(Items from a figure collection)
--------

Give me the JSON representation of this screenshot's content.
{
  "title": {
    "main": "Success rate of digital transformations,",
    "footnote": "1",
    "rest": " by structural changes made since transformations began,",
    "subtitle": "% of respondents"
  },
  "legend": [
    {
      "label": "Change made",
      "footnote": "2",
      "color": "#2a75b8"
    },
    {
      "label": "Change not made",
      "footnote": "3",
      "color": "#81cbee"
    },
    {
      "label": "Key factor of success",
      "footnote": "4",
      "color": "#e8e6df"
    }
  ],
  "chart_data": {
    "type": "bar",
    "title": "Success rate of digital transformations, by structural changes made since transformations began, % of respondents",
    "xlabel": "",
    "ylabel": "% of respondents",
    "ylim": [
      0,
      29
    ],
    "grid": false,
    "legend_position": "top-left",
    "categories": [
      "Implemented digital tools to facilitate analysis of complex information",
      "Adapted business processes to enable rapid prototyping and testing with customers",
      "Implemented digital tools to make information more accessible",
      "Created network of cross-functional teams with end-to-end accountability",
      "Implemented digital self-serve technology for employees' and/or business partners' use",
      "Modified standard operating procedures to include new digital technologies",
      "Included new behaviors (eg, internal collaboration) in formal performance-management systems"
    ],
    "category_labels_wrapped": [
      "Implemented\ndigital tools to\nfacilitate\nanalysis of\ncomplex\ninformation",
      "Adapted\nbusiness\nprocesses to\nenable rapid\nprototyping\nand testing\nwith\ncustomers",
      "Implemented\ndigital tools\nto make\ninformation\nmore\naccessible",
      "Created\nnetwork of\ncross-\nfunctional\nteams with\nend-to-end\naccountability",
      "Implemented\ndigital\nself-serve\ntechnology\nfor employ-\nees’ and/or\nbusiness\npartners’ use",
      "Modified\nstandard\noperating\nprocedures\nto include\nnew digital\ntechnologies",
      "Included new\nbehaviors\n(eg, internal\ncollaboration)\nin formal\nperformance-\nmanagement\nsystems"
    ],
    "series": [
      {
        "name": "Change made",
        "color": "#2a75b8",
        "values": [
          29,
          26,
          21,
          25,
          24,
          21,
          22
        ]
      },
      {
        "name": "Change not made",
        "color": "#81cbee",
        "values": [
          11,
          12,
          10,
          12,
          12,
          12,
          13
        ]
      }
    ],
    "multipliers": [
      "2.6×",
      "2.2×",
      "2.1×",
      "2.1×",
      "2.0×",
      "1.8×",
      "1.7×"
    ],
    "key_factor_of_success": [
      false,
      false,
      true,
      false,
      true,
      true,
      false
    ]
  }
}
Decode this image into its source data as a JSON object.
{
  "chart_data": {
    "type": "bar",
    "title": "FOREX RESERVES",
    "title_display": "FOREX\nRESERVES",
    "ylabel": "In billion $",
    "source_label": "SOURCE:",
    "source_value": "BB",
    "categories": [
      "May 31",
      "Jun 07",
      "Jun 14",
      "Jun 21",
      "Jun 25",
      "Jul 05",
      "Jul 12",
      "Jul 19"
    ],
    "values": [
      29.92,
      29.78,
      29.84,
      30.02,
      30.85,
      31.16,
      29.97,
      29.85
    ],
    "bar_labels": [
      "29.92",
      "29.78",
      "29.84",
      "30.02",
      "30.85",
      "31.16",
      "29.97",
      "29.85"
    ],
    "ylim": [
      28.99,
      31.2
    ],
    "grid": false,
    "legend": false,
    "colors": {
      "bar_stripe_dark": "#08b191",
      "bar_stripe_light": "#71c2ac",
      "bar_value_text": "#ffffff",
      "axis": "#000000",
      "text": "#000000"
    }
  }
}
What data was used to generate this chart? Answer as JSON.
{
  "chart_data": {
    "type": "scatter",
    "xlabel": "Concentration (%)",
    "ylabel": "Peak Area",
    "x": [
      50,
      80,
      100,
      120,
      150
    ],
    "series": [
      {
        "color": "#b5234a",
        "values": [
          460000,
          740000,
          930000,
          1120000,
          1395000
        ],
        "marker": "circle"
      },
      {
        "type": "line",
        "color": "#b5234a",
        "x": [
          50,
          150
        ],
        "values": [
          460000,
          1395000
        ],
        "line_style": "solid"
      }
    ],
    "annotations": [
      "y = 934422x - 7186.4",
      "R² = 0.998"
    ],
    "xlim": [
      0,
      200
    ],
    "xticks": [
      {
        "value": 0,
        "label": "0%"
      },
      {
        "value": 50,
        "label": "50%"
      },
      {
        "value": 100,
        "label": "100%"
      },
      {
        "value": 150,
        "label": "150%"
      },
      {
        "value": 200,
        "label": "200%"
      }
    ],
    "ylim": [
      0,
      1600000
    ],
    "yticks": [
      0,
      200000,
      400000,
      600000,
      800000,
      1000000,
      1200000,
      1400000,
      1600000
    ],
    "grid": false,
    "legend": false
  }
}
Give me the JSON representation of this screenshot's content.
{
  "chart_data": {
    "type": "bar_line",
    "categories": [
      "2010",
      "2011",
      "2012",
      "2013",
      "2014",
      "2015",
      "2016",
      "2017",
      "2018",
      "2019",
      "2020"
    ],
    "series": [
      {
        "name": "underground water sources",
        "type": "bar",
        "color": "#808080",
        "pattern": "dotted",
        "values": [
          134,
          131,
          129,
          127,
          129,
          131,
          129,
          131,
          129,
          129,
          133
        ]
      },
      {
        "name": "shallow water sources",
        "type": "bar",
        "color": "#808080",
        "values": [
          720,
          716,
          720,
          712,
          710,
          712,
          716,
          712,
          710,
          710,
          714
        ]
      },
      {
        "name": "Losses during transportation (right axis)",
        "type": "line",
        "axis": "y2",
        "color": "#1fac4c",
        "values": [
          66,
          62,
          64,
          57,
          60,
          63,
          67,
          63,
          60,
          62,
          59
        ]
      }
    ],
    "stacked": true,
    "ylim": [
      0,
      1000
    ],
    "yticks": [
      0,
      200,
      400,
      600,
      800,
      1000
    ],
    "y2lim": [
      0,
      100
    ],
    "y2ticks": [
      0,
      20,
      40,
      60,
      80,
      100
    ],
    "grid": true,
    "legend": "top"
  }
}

--------

- _INSTRUCTIONS FOR THE TASK_
Take the entries and copy them out exactly.

- _THE ANSWER_
Give me the JSON representation of this screenshot's content.
{
  "title": {
    "main": "Success rate of digital transformations,",
    "footnote": "1",
    "rest": " by structural changes made since transformations began,",
    "subtitle": "% of respondents"
  },
  "legend": [
    {
      "label": "Change made",
      "footnote": "2",
      "color": "#2a75b8"
    },
    {
      "label": "Change not made",
      "footnote": "3",
      "color": "#81cbee"
    },
    {
      "label": "Key factor of success",
      "footnote": "4",
      "color": "#e8e6df"
    }
  ],
  "chart_data": {
    "type": "bar",
    "title": "Success rate of digital transformations, by structural changes made since transformations began, % of respondents",
    "xlabel": "",
    "ylabel": "% of respondents",
    "ylim": [
      0,
      29
    ],
    "grid": false,
    "legend_position": "top-left",
    "categories": [
      "Implemented digital tools to facilitate analysis of complex information",
      "Adapted business processes to enable rapid prototyping and testing with customers",
      "Implemented digital tools to make information more accessible",
      "Created network of cross-functional teams with end-to-end accountability",
      "Implemented digital self-serve technology for employees' and/or business partners' use",
      "Modified standard operating procedures to include new digital technologies",
      "Included new behaviors (eg, internal collaboration) in formal performance-management systems"
    ],
    "category_labels_wrapped": [
      "Implemented\ndigital tools to\nfacilitate\nanalysis of\ncomplex\ninformation",
      "Adapted\nbusiness\nprocesses to\nenable rapid\nprototyping\nand testing\nwith\ncustomers",
      "Implemented\ndigital tools\nto make\ninformation\nmore\naccessible",
      "Created\nnetwork of\ncross-\nfunctional\nteams with\nend-to-end\naccountability",
      "Implemented\ndigital\nself-serve\ntechnology\nfor employ-\nees’ and/or\nbusiness\npartners’ use",
      "Modified\nstandard\noperating\nprocedures\nto include\nnew digital\ntechnologies",
      "Included new\nbehaviors\n(eg, internal\ncollaboration)\nin formal\nperformance-\nmanagement\nsystems"
    ],
    "series": [
      {
        "name": "Change made",
        "color": "#2a75b8",
        "values": [
          29,
          26,
          21,
          25,
          24,
          21,
          22
        ]
      },
      {
        "name": "Change not made",
        "color": "#81cbee",
        "values": [
          11,
          12,
          10,
          12,
          12,
          12,
          13
        ]
      }
    ],
    "multipliers": [
      "2.6×",
      "2.2×",
      "2.1×",
      "2.1×",
      "2.0×",
      "1.8×",
      "1.7×"
    ],
    "key_factor_of_success": [
      false,
      false,
      true,
      false,
      true,
      true,
      false
    ]
  }
}
Decode this image into its source data as a JSON object.
{
  "chart_data": {
    "type": "bar",
    "title": "FOREX RESERVES",
    "title_display": "FOREX\nRESERVES",
    "ylabel": "In billion $",
    "source_label": "SOURCE:",
    "source_value": "BB",
    "categories": [
      "May 31",
      "Jun 07",
      "Jun 14",
      "Jun 21",
      "Jun 25",
      "Jul 05",
      "Jul 12",
      "Jul 19"
    ],
    "values": [
      29.92,
      29.78,
      29.84,
      30.02,
      30.85,
      31.16,
      29.97,
      29.85
    ],
    "bar_labels": [
      "29.92",
      "29.78",
      "29.84",
      "30.02",
      "30.85",
      "31.16",
      "29.97",
      "29.85"
    ],
    "ylim": [
      28.99,
      31.2
    ],
    "grid": false,
    "legend": false,
    "colors": {
      "bar_stripe_dark": "#08b191",
      "bar_stripe_light": "#71c2ac",
      "bar_value_text": "#ffffff",
      "axis": "#000000",
      "text": "#000000"
    }
  }
}
What data was used to generate this chart? Answer as JSON.
{
  "chart_data": {
    "type": "scatter",
    "xlabel": "Concentration (%)",
    "ylabel": "Peak Area",
    "x": [
      50,
      80,
      100,
      120,
      150
    ],
    "series": [
      {
        "color": "#b5234a",
        "values": [
          460000,
          740000,
          930000,
          1120000,
          1395000
        ],
        "marker": "circle"
      },
      {
        "type": "line",
        "color": "#b5234a",
        "x": [
          50,
          150
        ],
        "values": [
          460000,
          1395000
        ],
        "line_style": "solid"
      }
    ],
    "annotations": [
      "y = 934422x - 7186.4",
      "R² = 0.998"
    ],
    "xlim": [
      0,
      200
    ],
    "xticks": [
      {
        "value": 0,
        "label": "0%"
      },
      {
        "value": 50,
        "label": "50%"
      },
      {
        "value": 100,
        "label": "100%"
      },
      {
        "value": 150,
        "label": "150%"
      },
      {
        "value": 200,
        "label": "200%"
      }
    ],
    "ylim": [
      0,
      1600000
    ],
    "yticks": [
      0,
      200000,
      400000,
      600000,
      800000,
      1000000,
      1200000,
      1400000,
      1600000
    ],
    "grid": false,
    "legend": false
  }
}
Give me the JSON representation of this screenshot's content.
{
  "chart_data": {
    "type": "bar_line",
    "categories": [
      "2010",
      "2011",
      "2012",
      "2013",
      "2014",
      "2015",
      "2016",
      "2017",
      "2018",
      "2019",
      "2020"
    ],
    "series": [
      {
        "name": "underground water sources",
        "type": "bar",
        "color": "#808080",
        "pattern": "dotted",
        "values": [
          134,
          131,
          129,
          127,
          129,
          131,
          129,
          131,
          129,
          129,
          133
        ]
      },
      {
        "name": "shallow water sources",
        "type": "bar",
        "color": "#808080",
        "values": [
          720,
          716,
          720,
          712,
          710,
          712,
          716,
          712,
          710,
          710,
          714
        ]
      },
      {
        "name": "Losses during transportation (right axis)",
        "type": "line",
        "axis": "y2",
        "color": "#1fac4c",
        "values": [
          66,
          62,
          64,
          57,
          60,
          63,
          67,
          63,
          60,
          62,
          59
        ]
      }
    ],
    "stacked": true,
    "ylim": [
      0,
      1000
    ],
    "yticks": [
      0,
      200,
      400,
      600,
      800,
      1000
    ],
    "y2lim": [
      0,
      100
    ],
    "y2ticks": [
      0,
      20,
      40,
      60,
      80,
      100
    ],
    "grid": true,
    "legend": "top"
  }
}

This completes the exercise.